» **Excerpt from a dataset**
================================

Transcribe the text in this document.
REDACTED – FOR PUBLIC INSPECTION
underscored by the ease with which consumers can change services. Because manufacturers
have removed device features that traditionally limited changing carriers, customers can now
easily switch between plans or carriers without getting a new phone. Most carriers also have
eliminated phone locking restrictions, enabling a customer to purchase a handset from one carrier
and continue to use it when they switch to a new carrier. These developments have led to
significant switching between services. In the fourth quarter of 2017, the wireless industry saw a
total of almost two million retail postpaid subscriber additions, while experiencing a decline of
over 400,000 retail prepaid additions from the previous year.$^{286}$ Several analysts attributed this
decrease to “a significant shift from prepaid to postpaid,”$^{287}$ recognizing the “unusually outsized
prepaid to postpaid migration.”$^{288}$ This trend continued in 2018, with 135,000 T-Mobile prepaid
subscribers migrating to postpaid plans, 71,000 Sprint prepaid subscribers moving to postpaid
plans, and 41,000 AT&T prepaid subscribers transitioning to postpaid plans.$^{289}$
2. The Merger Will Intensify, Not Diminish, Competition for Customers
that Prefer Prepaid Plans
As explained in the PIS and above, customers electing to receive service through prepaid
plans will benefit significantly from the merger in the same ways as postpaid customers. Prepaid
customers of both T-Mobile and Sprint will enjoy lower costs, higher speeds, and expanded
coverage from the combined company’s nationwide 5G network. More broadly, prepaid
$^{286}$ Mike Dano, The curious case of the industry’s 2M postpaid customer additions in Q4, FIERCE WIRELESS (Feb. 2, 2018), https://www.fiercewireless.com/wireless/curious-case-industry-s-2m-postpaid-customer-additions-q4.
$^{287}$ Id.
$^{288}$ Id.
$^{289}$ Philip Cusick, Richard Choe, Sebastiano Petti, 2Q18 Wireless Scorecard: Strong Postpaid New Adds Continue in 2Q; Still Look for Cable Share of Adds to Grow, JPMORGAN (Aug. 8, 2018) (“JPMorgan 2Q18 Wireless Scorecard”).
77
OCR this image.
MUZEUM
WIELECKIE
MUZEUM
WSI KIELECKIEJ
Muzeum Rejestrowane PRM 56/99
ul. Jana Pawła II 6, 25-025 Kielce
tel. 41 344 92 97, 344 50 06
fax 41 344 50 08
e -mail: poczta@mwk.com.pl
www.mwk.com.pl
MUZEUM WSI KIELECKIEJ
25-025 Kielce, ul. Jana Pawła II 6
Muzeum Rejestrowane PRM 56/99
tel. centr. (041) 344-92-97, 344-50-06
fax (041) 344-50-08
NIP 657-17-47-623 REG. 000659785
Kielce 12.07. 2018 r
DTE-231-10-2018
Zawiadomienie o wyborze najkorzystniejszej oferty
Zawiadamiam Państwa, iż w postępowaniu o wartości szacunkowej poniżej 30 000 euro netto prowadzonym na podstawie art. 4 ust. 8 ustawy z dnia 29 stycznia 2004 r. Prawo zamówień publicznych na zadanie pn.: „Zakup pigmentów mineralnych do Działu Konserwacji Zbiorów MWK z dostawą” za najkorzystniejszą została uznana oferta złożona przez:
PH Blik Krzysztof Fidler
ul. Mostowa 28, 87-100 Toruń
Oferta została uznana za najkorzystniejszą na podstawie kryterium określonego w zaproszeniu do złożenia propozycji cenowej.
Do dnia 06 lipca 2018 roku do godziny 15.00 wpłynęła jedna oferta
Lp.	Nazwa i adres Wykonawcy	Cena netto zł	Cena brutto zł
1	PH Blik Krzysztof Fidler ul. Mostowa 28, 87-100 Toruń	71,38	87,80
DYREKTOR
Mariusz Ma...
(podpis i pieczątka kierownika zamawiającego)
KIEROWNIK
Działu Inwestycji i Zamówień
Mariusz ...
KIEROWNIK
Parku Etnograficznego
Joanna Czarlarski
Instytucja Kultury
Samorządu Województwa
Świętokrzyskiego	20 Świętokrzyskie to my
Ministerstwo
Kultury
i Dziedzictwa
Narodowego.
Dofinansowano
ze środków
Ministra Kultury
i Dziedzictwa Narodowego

================================

» **Written task**
Give the count of lines in the listing above that include "carriers", with no other words.

» **Final answer**
2